> INFORMATION SUPPLIED
○ ○ ○ ○

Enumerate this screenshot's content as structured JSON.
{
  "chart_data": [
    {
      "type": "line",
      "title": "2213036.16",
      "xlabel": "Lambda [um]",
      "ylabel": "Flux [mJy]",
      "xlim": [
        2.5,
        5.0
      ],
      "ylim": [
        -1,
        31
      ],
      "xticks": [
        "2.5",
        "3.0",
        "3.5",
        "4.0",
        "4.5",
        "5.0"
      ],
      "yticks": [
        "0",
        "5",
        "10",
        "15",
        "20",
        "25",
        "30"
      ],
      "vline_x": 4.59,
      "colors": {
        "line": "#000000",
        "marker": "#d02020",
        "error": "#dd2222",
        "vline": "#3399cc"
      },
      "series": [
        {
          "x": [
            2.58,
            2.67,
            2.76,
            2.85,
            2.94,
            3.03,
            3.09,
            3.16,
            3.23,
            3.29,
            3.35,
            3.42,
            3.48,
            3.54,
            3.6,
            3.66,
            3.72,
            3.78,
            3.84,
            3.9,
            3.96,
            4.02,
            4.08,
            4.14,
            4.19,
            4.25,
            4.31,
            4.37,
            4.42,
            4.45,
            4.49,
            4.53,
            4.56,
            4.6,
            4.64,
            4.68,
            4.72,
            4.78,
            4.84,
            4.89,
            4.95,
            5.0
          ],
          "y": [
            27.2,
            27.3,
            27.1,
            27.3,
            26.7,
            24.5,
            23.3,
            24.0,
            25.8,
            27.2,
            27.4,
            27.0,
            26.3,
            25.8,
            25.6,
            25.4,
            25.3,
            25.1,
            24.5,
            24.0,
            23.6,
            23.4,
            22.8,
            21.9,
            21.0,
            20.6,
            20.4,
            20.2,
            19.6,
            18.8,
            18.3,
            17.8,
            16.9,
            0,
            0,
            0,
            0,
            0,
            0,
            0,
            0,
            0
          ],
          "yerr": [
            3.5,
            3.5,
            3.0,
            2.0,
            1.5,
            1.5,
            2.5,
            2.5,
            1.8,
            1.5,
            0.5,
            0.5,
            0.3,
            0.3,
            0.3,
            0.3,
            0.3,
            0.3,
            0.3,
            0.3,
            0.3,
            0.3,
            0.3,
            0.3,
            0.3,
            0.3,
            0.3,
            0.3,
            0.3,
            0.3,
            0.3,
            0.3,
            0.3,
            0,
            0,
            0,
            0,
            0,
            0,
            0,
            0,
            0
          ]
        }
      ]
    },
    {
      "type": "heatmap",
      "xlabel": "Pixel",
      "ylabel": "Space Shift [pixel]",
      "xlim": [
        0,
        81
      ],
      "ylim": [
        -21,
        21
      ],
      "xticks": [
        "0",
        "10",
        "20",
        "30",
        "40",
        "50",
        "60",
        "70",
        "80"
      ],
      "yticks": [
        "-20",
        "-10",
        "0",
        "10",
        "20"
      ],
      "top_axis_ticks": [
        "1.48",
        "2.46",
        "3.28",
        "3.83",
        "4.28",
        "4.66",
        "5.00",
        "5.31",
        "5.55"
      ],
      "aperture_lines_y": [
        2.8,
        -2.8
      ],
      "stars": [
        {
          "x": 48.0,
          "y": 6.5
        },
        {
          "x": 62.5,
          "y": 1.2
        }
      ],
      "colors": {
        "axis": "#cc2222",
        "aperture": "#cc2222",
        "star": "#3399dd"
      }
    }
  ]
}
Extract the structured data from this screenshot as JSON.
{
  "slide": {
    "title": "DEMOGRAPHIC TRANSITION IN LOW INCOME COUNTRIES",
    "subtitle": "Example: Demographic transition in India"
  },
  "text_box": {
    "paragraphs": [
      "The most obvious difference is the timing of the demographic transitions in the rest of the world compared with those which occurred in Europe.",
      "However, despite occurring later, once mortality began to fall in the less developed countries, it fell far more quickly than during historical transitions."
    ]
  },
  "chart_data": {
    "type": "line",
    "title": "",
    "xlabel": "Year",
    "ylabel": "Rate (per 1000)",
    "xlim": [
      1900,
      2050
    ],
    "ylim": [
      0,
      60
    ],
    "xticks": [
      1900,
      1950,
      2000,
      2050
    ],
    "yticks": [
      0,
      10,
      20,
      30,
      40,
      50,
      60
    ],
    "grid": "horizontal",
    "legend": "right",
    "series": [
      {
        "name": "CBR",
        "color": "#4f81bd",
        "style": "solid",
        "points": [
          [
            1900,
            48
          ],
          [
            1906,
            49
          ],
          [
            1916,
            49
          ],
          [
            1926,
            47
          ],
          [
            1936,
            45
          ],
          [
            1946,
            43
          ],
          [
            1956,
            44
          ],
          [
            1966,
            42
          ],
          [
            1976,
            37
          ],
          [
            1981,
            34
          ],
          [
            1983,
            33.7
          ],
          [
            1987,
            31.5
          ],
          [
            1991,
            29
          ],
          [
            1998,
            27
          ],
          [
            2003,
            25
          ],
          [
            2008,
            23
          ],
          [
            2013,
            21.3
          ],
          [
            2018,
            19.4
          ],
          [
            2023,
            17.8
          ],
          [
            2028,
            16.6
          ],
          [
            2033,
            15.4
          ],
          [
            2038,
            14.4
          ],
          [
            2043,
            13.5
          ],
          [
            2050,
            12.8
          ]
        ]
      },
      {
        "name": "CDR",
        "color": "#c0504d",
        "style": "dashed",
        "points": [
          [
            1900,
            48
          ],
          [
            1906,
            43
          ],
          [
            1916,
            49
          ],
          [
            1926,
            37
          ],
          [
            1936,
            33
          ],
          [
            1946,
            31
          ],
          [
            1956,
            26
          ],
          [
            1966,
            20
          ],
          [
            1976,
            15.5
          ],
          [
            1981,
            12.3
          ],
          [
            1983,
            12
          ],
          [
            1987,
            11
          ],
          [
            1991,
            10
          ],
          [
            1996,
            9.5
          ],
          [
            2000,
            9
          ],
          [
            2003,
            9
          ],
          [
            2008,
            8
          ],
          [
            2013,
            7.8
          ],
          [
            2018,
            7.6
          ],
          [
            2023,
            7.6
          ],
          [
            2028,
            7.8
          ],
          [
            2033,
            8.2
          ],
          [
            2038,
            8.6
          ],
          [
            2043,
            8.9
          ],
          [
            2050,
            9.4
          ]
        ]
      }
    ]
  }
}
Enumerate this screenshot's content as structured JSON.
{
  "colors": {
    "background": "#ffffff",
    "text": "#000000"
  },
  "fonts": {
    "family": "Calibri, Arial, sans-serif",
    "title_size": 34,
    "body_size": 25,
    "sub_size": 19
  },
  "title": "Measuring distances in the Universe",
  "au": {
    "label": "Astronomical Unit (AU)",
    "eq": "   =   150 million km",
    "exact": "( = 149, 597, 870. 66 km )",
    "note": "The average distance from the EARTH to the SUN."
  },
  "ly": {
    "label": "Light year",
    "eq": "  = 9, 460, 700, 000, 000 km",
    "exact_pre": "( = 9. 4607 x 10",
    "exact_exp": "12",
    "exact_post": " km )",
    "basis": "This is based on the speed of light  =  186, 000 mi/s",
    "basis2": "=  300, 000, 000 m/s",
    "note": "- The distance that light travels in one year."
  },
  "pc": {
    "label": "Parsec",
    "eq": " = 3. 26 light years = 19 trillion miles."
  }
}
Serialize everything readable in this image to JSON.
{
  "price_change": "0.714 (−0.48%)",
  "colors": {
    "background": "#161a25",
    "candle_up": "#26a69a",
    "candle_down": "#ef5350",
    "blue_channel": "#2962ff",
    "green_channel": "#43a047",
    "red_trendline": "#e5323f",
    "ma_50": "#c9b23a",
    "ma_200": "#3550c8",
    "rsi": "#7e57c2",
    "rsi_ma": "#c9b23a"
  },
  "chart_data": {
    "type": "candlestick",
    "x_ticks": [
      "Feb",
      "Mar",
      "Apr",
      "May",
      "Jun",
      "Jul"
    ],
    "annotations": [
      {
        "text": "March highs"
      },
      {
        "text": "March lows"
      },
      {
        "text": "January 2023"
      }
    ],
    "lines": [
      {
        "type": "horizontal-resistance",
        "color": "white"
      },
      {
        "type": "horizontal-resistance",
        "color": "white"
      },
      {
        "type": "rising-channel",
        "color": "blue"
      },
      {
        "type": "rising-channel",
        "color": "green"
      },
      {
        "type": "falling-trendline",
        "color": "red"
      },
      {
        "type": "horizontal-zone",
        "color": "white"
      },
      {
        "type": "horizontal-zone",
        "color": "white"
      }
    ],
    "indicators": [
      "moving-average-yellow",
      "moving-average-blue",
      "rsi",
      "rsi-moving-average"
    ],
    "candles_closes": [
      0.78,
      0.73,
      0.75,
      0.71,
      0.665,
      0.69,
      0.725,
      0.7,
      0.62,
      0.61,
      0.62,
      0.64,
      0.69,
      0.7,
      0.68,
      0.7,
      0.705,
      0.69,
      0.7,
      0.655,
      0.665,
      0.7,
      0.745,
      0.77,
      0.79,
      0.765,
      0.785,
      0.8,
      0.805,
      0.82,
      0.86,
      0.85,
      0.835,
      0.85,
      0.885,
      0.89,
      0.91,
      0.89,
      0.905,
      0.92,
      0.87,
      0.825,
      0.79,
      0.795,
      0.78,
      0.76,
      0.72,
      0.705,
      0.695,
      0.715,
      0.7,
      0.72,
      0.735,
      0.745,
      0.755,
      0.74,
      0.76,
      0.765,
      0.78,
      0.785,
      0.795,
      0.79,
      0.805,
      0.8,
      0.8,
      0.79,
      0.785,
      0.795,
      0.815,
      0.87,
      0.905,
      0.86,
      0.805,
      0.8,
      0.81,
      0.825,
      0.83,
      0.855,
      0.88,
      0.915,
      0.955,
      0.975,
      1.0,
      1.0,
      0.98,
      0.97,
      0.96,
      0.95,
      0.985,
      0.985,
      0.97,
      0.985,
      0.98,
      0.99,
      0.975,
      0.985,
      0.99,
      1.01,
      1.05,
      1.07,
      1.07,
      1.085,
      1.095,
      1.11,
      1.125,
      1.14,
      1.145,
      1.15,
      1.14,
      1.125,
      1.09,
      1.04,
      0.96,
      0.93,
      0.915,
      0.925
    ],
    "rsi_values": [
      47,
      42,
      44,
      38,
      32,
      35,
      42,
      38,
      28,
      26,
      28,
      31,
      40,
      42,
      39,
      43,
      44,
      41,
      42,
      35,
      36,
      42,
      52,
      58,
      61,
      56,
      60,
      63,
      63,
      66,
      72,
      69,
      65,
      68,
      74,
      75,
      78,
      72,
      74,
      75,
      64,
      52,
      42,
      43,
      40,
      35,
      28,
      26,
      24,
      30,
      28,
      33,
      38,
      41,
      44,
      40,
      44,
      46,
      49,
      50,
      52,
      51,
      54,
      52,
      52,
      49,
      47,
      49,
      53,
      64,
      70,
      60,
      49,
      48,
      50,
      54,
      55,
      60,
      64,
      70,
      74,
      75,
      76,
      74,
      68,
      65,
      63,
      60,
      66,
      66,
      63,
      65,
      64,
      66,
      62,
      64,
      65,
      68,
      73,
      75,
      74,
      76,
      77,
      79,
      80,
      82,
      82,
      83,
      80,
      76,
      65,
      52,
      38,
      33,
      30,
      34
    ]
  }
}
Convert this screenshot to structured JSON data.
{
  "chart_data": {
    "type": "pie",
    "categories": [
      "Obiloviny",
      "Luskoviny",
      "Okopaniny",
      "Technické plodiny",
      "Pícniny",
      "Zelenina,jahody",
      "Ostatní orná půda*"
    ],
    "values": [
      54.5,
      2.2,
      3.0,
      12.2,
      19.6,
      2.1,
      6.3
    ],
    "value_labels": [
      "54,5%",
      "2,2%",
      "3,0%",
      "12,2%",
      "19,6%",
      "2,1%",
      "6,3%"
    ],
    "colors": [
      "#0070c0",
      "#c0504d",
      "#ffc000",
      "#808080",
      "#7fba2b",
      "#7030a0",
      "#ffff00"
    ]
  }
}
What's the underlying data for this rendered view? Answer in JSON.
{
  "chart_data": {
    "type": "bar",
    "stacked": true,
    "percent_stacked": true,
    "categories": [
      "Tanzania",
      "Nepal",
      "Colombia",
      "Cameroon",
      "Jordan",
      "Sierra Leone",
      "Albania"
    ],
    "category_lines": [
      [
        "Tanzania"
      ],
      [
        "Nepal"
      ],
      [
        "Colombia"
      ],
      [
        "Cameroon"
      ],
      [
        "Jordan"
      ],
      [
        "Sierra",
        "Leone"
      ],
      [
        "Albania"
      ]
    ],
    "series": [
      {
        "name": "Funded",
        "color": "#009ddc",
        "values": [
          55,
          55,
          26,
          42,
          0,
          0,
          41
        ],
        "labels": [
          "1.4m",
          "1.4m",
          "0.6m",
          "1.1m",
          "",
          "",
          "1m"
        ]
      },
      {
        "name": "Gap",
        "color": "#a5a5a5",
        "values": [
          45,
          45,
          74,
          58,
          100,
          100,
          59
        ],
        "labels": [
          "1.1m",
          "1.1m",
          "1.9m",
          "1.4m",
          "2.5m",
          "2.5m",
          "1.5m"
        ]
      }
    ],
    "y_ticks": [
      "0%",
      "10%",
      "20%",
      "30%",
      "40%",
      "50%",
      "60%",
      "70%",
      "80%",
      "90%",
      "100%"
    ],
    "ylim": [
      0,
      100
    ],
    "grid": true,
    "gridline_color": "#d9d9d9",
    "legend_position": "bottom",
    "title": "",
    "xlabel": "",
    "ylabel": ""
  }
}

○ ○ ○ ○

> SHORT PROBLEM
Determine the number of lines in the data that contain "JSON" as a word or string, and state only that number.

> EXERCISE SOLUTION
6